=== WRITTEN INSTRUCTION ===
Copy word for word every line from the very start of the items down through the line containing "data-point — [222, 234, 232, 243]", including both ends.

=== MATERIAL SUPPLIED ===
++++

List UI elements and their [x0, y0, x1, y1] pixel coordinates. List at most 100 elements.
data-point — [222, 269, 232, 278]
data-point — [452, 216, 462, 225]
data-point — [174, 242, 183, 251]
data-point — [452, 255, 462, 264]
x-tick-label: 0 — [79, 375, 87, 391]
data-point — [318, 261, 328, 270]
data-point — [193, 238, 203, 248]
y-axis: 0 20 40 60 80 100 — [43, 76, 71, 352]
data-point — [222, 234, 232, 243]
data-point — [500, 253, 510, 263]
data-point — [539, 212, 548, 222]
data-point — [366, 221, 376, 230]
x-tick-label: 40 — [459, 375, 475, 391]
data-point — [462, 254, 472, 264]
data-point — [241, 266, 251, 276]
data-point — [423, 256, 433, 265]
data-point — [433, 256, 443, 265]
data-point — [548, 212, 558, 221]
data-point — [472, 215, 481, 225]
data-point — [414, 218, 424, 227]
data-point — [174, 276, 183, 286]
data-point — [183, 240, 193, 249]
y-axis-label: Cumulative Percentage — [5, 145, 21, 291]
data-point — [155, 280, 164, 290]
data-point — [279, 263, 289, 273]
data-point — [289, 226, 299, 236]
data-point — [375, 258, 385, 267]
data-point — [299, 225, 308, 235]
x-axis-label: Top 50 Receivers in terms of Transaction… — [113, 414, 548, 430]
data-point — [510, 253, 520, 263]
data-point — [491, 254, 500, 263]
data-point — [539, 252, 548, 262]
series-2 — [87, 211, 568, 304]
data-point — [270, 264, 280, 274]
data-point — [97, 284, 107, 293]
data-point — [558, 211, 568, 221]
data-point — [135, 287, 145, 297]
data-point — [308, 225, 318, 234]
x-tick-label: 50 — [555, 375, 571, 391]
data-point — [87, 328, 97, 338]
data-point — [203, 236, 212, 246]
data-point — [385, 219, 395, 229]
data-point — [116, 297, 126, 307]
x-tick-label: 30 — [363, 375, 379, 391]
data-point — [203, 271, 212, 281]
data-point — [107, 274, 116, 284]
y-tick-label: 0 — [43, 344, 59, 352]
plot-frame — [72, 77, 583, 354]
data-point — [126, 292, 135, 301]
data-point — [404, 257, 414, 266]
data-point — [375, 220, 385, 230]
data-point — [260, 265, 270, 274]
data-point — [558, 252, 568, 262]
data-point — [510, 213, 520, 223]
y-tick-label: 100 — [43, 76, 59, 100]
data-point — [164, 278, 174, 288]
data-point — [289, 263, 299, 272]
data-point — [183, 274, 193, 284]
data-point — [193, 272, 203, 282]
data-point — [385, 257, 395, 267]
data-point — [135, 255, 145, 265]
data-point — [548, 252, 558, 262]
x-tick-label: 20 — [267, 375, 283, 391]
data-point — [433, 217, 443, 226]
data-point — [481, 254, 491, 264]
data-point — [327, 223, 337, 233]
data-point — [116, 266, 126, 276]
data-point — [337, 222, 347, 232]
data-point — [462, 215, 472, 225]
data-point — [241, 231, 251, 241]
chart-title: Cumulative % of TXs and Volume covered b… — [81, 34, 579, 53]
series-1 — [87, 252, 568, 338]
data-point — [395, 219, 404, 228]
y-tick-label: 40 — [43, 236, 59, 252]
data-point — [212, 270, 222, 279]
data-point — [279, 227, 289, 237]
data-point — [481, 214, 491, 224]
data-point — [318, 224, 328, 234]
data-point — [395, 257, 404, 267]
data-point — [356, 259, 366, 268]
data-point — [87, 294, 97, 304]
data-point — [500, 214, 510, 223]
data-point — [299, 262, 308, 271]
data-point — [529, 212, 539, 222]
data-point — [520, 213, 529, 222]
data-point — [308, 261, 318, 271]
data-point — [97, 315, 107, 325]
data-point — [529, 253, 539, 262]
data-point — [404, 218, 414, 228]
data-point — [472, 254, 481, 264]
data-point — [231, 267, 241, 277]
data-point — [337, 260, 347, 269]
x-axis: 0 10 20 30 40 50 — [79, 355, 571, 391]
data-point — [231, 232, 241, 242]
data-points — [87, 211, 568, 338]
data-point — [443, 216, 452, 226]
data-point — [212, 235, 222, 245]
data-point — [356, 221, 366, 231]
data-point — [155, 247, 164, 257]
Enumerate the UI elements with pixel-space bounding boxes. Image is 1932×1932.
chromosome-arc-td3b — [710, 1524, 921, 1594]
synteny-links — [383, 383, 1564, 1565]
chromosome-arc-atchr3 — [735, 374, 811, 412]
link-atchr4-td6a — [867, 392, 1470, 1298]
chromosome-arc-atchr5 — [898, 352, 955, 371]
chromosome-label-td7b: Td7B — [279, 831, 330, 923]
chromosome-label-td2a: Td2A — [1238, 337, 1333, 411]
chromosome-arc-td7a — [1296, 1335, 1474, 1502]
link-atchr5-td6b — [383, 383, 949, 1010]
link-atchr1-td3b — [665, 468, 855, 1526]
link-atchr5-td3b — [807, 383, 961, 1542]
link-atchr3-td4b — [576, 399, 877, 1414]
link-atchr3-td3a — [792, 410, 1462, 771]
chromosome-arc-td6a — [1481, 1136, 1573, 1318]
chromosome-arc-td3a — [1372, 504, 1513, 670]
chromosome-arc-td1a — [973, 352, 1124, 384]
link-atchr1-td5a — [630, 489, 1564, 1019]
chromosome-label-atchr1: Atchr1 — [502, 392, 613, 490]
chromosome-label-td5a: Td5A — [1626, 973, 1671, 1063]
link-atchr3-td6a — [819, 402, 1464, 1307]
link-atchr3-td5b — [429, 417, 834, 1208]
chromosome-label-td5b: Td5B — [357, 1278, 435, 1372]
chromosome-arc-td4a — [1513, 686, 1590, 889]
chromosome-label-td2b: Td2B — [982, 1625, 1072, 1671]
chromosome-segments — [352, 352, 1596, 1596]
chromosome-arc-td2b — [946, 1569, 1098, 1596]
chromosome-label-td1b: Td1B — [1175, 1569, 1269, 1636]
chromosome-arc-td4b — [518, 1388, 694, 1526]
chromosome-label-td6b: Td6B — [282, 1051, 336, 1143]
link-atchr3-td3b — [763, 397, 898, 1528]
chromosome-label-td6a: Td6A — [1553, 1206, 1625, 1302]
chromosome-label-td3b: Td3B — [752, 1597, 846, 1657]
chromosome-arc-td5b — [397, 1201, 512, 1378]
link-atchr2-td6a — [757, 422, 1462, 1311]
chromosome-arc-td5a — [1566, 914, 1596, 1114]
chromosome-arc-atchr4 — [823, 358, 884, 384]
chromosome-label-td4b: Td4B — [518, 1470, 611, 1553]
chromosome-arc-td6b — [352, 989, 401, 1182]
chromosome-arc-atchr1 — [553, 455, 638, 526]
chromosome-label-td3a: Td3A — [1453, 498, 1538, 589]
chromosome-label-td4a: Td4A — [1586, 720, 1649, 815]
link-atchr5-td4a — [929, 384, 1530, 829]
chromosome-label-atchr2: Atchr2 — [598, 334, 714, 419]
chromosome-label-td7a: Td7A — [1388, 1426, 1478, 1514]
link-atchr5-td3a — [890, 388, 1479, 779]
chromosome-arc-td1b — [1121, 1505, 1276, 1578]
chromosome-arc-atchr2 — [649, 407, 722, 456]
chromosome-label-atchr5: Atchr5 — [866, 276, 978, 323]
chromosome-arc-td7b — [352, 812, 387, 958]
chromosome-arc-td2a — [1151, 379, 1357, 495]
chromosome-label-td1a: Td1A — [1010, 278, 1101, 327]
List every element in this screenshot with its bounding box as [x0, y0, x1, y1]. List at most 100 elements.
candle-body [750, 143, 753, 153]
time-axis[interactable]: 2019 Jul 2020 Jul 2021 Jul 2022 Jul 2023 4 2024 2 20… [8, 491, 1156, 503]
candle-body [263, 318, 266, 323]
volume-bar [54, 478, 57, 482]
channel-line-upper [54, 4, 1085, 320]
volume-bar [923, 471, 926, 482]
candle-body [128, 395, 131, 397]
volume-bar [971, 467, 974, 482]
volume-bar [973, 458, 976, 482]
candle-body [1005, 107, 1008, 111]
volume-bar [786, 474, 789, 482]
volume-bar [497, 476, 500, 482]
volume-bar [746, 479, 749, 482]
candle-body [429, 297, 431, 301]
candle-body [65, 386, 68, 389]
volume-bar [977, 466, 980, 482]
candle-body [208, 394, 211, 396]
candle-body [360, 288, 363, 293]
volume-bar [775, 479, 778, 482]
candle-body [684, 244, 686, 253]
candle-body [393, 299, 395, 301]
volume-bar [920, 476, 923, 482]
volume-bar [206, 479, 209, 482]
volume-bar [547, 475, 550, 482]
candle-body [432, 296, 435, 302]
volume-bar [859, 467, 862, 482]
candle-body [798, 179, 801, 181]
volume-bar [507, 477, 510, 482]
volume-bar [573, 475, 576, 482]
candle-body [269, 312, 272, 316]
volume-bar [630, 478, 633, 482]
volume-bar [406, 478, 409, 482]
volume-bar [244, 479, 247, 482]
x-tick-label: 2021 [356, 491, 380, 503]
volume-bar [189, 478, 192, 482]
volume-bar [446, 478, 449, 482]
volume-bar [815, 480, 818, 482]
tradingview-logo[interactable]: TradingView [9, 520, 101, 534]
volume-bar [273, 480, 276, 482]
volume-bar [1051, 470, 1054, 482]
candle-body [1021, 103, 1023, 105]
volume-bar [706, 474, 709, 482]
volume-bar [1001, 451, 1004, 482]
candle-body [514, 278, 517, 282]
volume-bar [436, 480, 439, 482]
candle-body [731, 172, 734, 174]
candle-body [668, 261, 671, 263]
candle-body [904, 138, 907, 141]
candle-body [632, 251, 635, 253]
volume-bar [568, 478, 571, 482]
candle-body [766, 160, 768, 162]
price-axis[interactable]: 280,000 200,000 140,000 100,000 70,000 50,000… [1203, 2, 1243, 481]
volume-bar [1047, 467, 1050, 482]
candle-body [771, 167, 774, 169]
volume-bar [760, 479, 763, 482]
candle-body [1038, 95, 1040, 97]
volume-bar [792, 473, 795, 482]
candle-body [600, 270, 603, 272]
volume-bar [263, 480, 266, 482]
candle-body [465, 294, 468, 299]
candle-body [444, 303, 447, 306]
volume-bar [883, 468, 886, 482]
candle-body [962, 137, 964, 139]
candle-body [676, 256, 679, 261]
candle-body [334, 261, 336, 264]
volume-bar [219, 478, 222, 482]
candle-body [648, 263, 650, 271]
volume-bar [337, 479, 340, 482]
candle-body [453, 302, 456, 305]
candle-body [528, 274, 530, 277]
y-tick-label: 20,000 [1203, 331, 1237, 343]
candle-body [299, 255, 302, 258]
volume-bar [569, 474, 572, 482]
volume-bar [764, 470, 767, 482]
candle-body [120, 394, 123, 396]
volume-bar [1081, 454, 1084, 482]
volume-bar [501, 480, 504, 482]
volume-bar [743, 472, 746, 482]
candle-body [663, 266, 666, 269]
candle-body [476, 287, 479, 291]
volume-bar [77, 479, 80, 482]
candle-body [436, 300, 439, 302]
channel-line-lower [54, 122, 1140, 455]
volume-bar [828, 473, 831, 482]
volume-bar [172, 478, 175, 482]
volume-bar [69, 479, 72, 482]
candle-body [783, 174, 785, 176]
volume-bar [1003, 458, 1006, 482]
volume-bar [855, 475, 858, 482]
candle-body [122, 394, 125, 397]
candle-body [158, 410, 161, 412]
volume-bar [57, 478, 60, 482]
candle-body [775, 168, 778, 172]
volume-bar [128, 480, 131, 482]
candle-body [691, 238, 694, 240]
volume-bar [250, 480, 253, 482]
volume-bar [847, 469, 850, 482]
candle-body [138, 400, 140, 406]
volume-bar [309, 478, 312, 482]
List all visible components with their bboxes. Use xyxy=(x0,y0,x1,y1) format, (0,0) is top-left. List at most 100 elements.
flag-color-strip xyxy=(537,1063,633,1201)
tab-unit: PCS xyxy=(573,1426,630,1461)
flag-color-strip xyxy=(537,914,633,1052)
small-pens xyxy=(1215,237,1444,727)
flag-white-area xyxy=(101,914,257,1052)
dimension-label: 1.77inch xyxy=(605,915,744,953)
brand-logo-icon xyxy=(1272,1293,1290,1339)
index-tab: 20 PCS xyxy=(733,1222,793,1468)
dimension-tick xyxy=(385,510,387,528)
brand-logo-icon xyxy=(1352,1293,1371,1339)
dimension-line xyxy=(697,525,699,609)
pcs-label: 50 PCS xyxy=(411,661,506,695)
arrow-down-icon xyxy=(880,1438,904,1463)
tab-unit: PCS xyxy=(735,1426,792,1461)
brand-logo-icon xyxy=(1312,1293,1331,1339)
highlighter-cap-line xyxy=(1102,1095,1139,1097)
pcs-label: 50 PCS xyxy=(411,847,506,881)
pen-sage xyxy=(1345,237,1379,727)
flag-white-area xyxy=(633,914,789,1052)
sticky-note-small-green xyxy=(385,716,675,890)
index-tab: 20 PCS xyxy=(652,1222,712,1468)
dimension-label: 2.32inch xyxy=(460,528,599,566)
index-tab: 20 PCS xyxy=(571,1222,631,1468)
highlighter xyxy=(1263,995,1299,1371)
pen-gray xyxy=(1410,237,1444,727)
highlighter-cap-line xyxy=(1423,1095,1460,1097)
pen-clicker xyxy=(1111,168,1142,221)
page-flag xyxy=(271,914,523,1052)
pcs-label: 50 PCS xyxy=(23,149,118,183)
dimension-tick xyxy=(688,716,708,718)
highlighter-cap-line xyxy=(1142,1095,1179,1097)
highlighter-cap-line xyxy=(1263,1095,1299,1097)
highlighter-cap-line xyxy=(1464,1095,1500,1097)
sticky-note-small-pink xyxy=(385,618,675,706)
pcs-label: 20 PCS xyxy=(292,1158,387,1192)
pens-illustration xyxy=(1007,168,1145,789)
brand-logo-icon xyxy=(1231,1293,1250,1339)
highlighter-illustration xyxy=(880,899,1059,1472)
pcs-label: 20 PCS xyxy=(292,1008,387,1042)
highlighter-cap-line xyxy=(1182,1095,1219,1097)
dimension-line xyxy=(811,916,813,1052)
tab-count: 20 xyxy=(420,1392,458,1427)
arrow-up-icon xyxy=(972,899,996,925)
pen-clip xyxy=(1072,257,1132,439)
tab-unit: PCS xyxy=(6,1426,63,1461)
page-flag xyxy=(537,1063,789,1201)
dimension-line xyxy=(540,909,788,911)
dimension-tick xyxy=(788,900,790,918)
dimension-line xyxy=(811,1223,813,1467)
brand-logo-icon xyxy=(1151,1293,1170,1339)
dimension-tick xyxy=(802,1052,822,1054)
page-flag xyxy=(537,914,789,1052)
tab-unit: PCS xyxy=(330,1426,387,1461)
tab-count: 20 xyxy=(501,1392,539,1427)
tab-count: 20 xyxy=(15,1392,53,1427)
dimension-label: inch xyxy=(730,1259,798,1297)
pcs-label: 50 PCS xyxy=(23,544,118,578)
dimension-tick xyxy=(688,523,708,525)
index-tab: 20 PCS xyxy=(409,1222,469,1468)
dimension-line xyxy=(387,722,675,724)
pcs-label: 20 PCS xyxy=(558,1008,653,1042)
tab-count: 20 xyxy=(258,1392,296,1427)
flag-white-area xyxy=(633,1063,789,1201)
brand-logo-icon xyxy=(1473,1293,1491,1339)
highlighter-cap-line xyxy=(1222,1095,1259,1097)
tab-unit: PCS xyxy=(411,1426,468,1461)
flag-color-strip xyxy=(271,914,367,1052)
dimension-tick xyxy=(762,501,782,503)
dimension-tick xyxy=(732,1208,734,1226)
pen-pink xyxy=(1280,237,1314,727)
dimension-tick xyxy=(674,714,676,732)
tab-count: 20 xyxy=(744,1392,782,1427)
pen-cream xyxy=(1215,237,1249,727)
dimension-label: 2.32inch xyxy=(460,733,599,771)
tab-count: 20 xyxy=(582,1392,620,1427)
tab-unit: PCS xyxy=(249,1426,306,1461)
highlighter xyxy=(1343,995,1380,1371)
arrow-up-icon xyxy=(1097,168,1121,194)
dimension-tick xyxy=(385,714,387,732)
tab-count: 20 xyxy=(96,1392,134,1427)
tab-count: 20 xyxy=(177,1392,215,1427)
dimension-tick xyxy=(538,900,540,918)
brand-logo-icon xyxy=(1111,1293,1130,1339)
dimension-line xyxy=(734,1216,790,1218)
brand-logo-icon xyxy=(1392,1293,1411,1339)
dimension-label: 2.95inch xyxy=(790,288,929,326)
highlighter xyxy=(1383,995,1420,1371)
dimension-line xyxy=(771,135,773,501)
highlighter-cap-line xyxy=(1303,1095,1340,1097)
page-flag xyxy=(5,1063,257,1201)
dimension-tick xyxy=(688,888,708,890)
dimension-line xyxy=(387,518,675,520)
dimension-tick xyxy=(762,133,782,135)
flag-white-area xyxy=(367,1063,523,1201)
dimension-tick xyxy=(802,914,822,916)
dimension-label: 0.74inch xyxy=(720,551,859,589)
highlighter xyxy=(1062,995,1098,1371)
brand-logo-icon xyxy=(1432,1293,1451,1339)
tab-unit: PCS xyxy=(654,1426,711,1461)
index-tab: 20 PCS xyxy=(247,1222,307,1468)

++++

=== ANSWER FOR THE TASK ===
List UI elements and their [x0, y0, x1, y1] pixel coordinates. List at most 100 elements.
data-point — [222, 269, 232, 278]
data-point — [452, 216, 462, 225]
data-point — [174, 242, 183, 251]
data-point — [452, 255, 462, 264]
x-tick-label: 0 — [79, 375, 87, 391]
data-point — [318, 261, 328, 270]
data-point — [193, 238, 203, 248]
y-axis: 0 20 40 60 80 100 — [43, 76, 71, 352]
data-point — [222, 234, 232, 243]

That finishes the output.